-- BEGIN DATA SUPPLIED --

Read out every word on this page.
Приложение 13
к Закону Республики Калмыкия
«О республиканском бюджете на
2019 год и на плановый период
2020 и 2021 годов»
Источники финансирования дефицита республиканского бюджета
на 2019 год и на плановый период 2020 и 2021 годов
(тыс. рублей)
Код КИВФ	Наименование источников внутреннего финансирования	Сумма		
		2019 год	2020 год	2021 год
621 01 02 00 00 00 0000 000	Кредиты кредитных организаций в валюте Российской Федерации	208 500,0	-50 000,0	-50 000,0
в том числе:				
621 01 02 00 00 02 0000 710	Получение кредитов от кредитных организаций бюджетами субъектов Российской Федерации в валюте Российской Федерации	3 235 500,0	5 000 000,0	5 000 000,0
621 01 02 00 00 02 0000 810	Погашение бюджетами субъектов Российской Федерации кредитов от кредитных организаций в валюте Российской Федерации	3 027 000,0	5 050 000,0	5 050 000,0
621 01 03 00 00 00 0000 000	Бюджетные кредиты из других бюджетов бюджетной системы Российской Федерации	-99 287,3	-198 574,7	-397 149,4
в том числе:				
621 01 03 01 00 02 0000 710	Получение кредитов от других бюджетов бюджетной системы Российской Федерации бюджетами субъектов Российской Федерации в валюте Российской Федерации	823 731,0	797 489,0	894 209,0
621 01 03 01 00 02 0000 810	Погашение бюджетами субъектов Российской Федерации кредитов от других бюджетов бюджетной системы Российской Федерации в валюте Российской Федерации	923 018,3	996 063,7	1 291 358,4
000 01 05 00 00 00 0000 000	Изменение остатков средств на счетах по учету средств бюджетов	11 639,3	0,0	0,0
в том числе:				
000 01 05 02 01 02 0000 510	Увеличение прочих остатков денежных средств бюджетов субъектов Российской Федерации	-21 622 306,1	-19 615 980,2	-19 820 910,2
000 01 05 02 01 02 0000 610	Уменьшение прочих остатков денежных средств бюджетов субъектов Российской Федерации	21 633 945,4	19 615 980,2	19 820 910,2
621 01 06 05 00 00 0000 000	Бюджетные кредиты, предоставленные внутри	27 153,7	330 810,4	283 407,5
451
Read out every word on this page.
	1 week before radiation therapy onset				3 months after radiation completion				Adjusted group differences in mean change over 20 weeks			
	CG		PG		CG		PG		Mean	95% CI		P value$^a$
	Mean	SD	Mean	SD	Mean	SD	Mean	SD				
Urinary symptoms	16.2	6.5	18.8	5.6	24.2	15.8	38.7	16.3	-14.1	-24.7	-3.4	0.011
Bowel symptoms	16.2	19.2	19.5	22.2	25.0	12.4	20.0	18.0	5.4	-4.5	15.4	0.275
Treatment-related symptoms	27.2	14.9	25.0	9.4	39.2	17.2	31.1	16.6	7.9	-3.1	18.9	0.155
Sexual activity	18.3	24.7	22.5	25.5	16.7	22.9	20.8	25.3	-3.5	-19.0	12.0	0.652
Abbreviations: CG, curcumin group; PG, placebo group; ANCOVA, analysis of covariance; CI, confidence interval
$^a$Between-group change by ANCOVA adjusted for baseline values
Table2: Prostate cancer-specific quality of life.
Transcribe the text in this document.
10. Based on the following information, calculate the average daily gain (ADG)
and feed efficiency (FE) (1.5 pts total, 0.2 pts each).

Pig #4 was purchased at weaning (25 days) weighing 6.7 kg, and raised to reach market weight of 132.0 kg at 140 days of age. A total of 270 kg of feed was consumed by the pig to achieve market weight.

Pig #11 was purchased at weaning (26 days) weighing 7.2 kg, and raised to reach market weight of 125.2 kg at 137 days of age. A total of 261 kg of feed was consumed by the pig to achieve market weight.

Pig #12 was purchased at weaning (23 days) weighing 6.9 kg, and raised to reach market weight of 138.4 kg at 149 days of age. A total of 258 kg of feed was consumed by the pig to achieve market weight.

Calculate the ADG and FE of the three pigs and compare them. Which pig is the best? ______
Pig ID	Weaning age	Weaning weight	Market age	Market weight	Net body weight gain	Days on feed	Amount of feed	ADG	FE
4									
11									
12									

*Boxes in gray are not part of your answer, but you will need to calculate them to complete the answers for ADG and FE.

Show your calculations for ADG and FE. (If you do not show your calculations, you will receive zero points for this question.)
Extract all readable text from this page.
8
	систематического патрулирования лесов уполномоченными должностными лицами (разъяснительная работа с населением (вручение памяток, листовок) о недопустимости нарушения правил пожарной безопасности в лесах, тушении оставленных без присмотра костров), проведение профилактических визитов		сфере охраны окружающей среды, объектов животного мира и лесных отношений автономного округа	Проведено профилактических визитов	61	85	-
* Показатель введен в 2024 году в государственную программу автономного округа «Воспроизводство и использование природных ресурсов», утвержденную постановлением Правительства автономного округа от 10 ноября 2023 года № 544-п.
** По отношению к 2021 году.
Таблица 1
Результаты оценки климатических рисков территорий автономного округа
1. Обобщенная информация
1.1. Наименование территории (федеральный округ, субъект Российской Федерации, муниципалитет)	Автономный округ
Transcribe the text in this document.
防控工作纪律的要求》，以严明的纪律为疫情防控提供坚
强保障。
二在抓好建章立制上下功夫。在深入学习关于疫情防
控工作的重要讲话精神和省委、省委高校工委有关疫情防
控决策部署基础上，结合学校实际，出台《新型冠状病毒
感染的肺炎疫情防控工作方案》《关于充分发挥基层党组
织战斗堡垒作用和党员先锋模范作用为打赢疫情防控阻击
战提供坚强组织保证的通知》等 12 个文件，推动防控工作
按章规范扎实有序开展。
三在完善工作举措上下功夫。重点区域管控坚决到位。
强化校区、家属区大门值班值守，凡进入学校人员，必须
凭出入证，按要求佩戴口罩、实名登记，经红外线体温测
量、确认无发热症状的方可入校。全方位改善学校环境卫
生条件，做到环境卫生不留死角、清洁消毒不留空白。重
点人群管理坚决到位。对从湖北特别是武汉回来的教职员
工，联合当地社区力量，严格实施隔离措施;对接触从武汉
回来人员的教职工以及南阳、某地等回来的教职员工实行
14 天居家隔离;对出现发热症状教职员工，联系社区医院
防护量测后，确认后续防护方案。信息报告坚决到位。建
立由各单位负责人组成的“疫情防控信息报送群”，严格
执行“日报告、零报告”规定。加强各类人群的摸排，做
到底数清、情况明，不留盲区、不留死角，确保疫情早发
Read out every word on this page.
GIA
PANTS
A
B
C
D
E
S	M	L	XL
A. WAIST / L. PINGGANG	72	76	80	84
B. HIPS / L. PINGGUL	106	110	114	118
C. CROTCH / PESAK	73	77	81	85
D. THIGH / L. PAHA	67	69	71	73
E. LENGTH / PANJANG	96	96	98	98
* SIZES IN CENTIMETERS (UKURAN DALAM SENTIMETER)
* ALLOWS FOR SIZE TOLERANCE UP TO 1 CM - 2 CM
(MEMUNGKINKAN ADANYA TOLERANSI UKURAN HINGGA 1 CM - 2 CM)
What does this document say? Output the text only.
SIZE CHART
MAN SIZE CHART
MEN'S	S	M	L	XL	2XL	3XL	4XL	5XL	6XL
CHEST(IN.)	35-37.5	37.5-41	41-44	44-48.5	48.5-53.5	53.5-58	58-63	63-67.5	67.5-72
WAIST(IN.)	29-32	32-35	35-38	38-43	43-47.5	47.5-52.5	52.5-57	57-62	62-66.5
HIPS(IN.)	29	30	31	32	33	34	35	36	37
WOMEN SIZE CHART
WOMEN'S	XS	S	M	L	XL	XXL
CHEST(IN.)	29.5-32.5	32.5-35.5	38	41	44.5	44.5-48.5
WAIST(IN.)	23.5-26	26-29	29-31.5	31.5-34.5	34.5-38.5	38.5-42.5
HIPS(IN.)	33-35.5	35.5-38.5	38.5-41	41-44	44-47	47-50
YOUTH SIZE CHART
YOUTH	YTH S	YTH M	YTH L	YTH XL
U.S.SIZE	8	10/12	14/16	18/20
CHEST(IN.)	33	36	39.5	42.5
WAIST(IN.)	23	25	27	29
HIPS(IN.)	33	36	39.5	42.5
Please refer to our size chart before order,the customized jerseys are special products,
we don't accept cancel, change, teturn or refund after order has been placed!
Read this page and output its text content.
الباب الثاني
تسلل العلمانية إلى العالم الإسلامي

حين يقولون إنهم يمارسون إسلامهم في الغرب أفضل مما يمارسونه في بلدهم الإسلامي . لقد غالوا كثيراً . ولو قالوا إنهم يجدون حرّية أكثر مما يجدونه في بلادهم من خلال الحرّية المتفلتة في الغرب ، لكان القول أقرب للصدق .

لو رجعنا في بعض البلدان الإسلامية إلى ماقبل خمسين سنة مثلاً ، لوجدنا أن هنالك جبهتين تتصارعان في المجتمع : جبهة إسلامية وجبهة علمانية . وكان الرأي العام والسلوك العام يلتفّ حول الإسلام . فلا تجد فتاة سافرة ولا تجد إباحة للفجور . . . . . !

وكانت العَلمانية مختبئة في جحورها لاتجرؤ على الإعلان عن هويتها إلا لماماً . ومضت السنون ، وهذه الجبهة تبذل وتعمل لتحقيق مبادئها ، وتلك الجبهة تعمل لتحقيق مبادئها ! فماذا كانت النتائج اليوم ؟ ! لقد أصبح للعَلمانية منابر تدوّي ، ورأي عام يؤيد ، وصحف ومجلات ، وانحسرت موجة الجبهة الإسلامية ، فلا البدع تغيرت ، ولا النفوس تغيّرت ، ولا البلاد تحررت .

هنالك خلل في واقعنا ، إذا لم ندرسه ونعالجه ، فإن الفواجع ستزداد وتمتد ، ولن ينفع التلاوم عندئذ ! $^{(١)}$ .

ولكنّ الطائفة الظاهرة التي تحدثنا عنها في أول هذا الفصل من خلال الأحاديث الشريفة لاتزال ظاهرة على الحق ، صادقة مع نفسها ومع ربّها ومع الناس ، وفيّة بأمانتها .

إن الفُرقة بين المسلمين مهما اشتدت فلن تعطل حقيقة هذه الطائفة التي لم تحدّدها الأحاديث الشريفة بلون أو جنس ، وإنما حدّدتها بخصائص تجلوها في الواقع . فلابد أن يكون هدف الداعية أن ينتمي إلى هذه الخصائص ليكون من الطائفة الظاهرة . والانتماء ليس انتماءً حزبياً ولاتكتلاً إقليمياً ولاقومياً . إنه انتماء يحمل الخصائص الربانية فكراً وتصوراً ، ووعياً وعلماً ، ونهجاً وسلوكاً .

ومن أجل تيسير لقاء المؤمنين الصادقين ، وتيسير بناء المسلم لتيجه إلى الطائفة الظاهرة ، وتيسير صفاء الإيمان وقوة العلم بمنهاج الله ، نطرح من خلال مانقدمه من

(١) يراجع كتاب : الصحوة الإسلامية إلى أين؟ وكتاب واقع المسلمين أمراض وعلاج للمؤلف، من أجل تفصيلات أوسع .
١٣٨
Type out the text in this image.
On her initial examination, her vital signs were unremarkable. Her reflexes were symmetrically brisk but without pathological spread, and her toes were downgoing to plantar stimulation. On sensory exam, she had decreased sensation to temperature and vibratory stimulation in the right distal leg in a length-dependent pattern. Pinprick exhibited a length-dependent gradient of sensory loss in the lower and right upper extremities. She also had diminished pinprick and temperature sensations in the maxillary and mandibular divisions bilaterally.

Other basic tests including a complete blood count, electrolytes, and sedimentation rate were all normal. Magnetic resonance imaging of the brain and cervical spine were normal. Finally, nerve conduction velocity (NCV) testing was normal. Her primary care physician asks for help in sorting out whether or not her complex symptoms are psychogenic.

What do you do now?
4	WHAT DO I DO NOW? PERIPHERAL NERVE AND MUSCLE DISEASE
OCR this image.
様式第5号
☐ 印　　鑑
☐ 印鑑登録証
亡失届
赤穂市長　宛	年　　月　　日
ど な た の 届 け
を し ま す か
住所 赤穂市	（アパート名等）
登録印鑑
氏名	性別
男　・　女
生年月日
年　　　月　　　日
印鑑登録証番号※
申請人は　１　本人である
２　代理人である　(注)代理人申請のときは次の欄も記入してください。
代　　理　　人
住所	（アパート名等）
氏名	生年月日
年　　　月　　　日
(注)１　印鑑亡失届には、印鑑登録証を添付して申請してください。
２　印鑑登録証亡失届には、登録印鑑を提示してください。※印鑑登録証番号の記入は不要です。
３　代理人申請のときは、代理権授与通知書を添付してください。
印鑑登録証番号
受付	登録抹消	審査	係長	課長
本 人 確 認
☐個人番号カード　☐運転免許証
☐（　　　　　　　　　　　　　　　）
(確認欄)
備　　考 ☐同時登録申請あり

-- END DATA SUPPLIED --

§ EXERCISE DETAILS
Copy each line of the listing that includes "средств".

§ ANSWER FOR THE TASK
000 01 05 00 00 00 0000 000	Изменение остатков средств на счетах по учету средств бюджетов	11 639,3	0,0	0,0
000 01 05 02 01 02 0000 510	Увеличение прочих остатков денежных средств бюджетов субъектов Российской Федерации	-21 622 306,1	-19 615 980,2	-19 820 910,2
000 01 05 02 01 02 0000 610	Уменьшение прочих остатков денежных средств бюджетов субъектов Российской Федерации	21 633 945,4	19 615 980,2	19 820 910,2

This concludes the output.